## RECORD SET
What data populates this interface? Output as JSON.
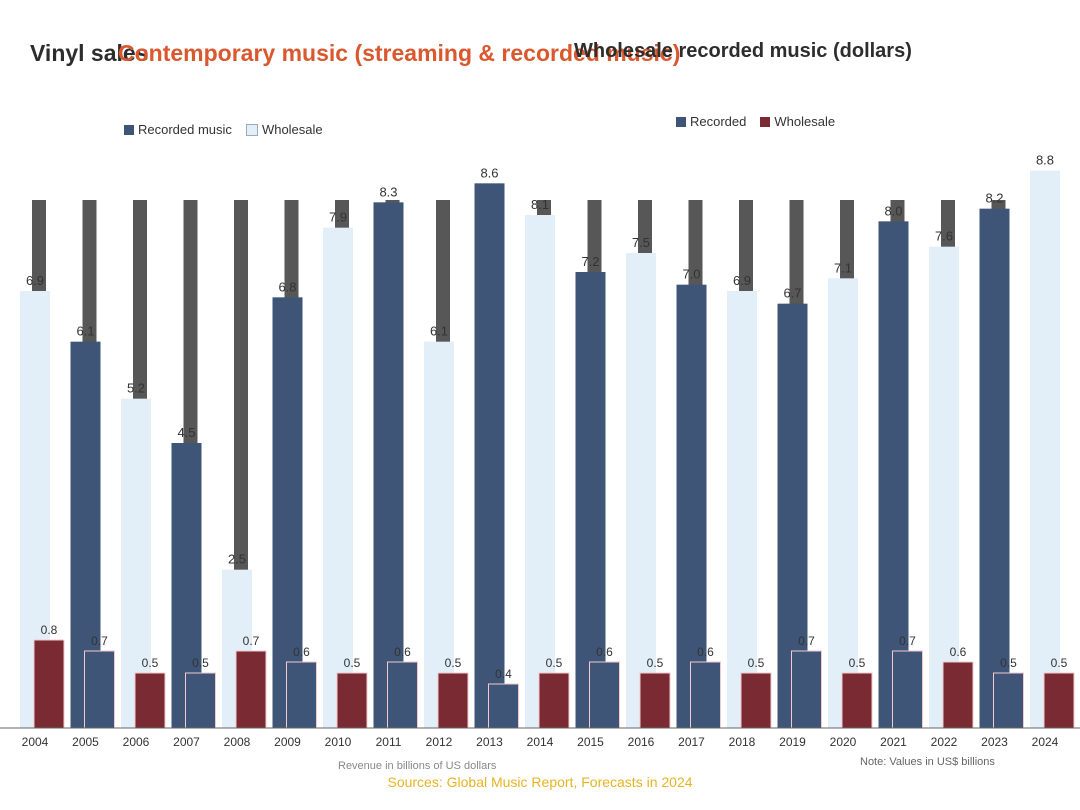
{
  "header": {
    "title_left": "Vinyl sales",
    "title_accent": "Contemporary music (streaming & recorded music)",
    "title_right": "Wholesale recorded music (dollars)"
  },
  "legend_left": [
    {
      "label": "Recorded music",
      "color": "#3f5577"
    },
    {
      "label": "Wholesale",
      "color": "#e2eef8"
    }
  ],
  "legend_right": [
    {
      "label": "Recorded",
      "color": "#3f5577"
    },
    {
      "label": "Wholesale",
      "color": "#7a2a32"
    }
  ],
  "footer": {
    "sub_note": "Revenue in billions of US dollars",
    "source": "Sources: Global Music Report, Forecasts in 2024",
    "note": "Note: Values in US$ billions"
  },
  "colors": {
    "dark_bar": "#3f5577",
    "light_bar": "#e2eef8",
    "red_bar": "#7a2a32",
    "stripe": "#3a3a3a"
  },
  "chart_data": {
    "type": "bar",
    "categories": [
      "2004",
      "2005",
      "2006",
      "2007",
      "2008",
      "2009",
      "2010",
      "2011",
      "2012",
      "2013",
      "2014",
      "2015",
      "2016",
      "2017",
      "2018",
      "2019",
      "2020",
      "2021",
      "2022",
      "2023",
      "2024"
    ],
    "series": [
      {
        "name": "Recorded music",
        "values": [
          6.9,
          6.1,
          5.2,
          4.5,
          2.5,
          6.8,
          7.9,
          8.3,
          6.1,
          8.6,
          8.1,
          7.2,
          7.5,
          7.0,
          6.9,
          6.7,
          7.1,
          8.0,
          7.6,
          8.2,
          8.8
        ]
      },
      {
        "name": "Wholesale",
        "values": [
          0.8,
          0.7,
          0.5,
          0.5,
          0.7,
          0.6,
          0.5,
          0.6,
          0.5,
          0.4,
          0.5,
          0.6,
          0.5,
          0.6,
          0.5,
          0.7,
          0.5,
          0.7,
          0.6,
          0.5,
          0.5
        ]
      }
    ]
  }
}
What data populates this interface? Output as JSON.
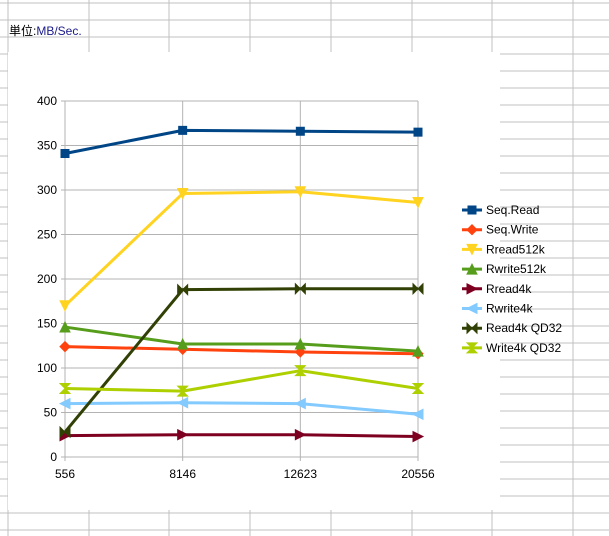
{
  "sheet": {
    "unit_label_prefix": "単位:",
    "unit_label_value": "MB/Sec."
  },
  "chart_data": {
    "type": "line",
    "title": "",
    "xlabel": "",
    "ylabel": "",
    "categories": [
      "556",
      "8146",
      "12623",
      "20556"
    ],
    "ylim": [
      0,
      400
    ],
    "yticks": [
      0,
      50,
      100,
      150,
      200,
      250,
      300,
      350,
      400
    ],
    "grid": true,
    "legend_position": "right",
    "series": [
      {
        "name": "Seq.Read",
        "color": "#004586",
        "marker": "square",
        "values": [
          341,
          367,
          366,
          365
        ]
      },
      {
        "name": "Seq.Write",
        "color": "#ff420e",
        "marker": "diamond",
        "values": [
          124,
          121,
          118,
          116
        ]
      },
      {
        "name": "Rread512k",
        "color": "#ffd320",
        "marker": "triangle-down",
        "values": [
          170,
          296,
          298,
          286
        ]
      },
      {
        "name": "Rwrite512k",
        "color": "#579d1c",
        "marker": "triangle-up",
        "values": [
          146,
          127,
          127,
          119
        ]
      },
      {
        "name": "Rread4k",
        "color": "#7e0021",
        "marker": "triangle-right",
        "values": [
          24,
          25,
          25,
          23
        ]
      },
      {
        "name": "Rwrite4k",
        "color": "#83caff",
        "marker": "triangle-left",
        "values": [
          60,
          61,
          60,
          48
        ]
      },
      {
        "name": "Read4k QD32",
        "color": "#314004",
        "marker": "bowtie",
        "values": [
          28,
          188,
          189,
          189
        ]
      },
      {
        "name": "Write4k QD32",
        "color": "#aecf00",
        "marker": "hourglass",
        "values": [
          77,
          74,
          97,
          77
        ]
      }
    ]
  }
}
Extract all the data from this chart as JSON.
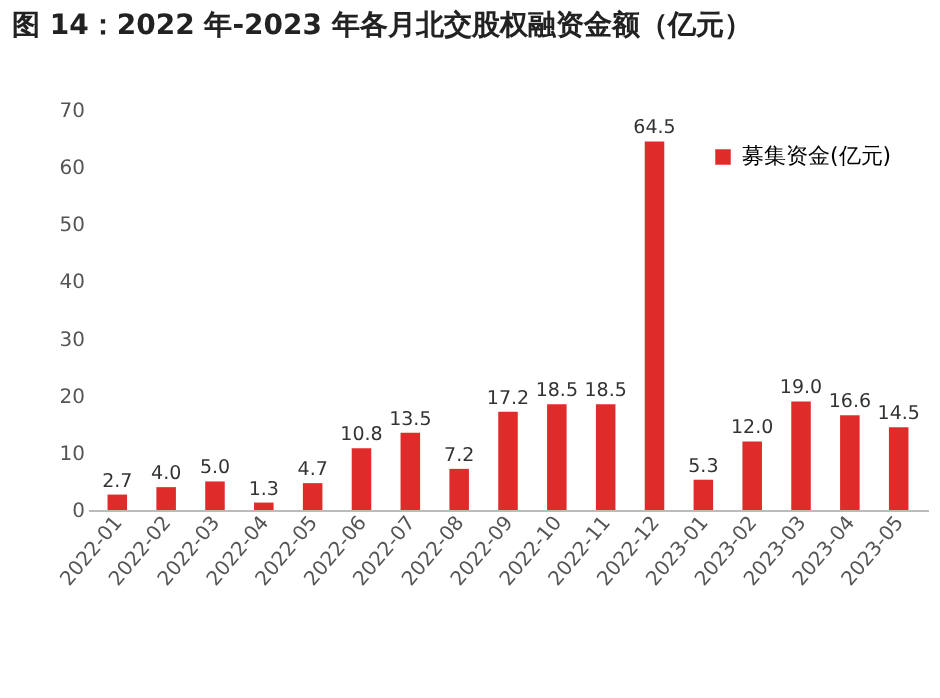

## WHAT YOU WILL DO
Print out every entry above without changing a word, and leave out the pictures.

## SOLUTION FOR THIS TASK
What data populates this interface? Output as JSON.
{
  "header": {
    "title_left": "Vinyl sales",
    "title_accent": "Contemporary music (streaming & recorded music)",
    "title_right": "Wholesale recorded music (dollars)"
  },
  "legend_left": [
    {
      "label": "Recorded music",
      "color": "#3f5577"
    },
    {
      "label": "Wholesale",
      "color": "#e2eef8"
    }
  ],
  "legend_right": [
    {
      "label": "Recorded",
      "color": "#3f5577"
    },
    {
      "label": "Wholesale",
      "color": "#7a2a32"
    }
  ],
  "footer": {
    "sub_note": "Revenue in billions of US dollars",
    "source": "Sources: Global Music Report, Forecasts in 2024",
    "note": "Note: Values in US$ billions"
  },
  "colors": {
    "dark_bar": "#3f5577",
    "light_bar": "#e2eef8",
    "red_bar": "#7a2a32",
    "stripe": "#3a3a3a"
  },
  "chart_data": {
    "type": "bar",
    "categories": [
      "2004",
      "2005",
      "2006",
      "2007",
      "2008",
      "2009",
      "2010",
      "2011",
      "2012",
      "2013",
      "2014",
      "2015",
      "2016",
      "2017",
      "2018",
      "2019",
      "2020",
      "2021",
      "2022",
      "2023",
      "2024"
    ],
    "series": [
      {
        "name": "Recorded music",
        "values": [
          6.9,
          6.1,
          5.2,
          4.5,
          2.5,
          6.8,
          7.9,
          8.3,
          6.1,
          8.6,
          8.1,
          7.2,
          7.5,
          7.0,
          6.9,
          6.7,
          7.1,
          8.0,
          7.6,
          8.2,
          8.8
        ]
      },
      {
        "name": "Wholesale",
        "values": [
          0.8,
          0.7,
          0.5,
          0.5,
          0.7,
          0.6,
          0.5,
          0.6,
          0.5,
          0.4,
          0.5,
          0.6,
          0.5,
          0.6,
          0.5,
          0.7,
          0.5,
          0.7,
          0.6,
          0.5,
          0.5
        ]
      }
    ]
  }
}
What data populates this interface? Output as JSON.
{
  "sheet": {
    "unit_label_prefix": "単位:",
    "unit_label_value": "MB/Sec."
  },
  "chart_data": {
    "type": "line",
    "title": "",
    "xlabel": "",
    "ylabel": "",
    "categories": [
      "556",
      "8146",
      "12623",
      "20556"
    ],
    "ylim": [
      0,
      400
    ],
    "yticks": [
      0,
      50,
      100,
      150,
      200,
      250,
      300,
      350,
      400
    ],
    "grid": true,
    "legend_position": "right",
    "series": [
      {
        "name": "Seq.Read",
        "color": "#004586",
        "marker": "square",
        "values": [
          341,
          367,
          366,
          365
        ]
      },
      {
        "name": "Seq.Write",
        "color": "#ff420e",
        "marker": "diamond",
        "values": [
          124,
          121,
          118,
          116
        ]
      },
      {
        "name": "Rread512k",
        "color": "#ffd320",
        "marker": "triangle-down",
        "values": [
          170,
          296,
          298,
          286
        ]
      },
      {
        "name": "Rwrite512k",
        "color": "#579d1c",
        "marker": "triangle-up",
        "values": [
          146,
          127,
          127,
          119
        ]
      },
      {
        "name": "Rread4k",
        "color": "#7e0021",
        "marker": "triangle-right",
        "values": [
          24,
          25,
          25,
          23
        ]
      },
      {
        "name": "Rwrite4k",
        "color": "#83caff",
        "marker": "triangle-left",
        "values": [
          60,
          61,
          60,
          48
        ]
      },
      {
        "name": "Read4k QD32",
        "color": "#314004",
        "marker": "bowtie",
        "values": [
          28,
          188,
          189,
          189
        ]
      },
      {
        "name": "Write4k QD32",
        "color": "#aecf00",
        "marker": "hourglass",
        "values": [
          77,
          74,
          97,
          77
        ]
      }
    ]
  }
}
Extract all the data from this chart as JSON.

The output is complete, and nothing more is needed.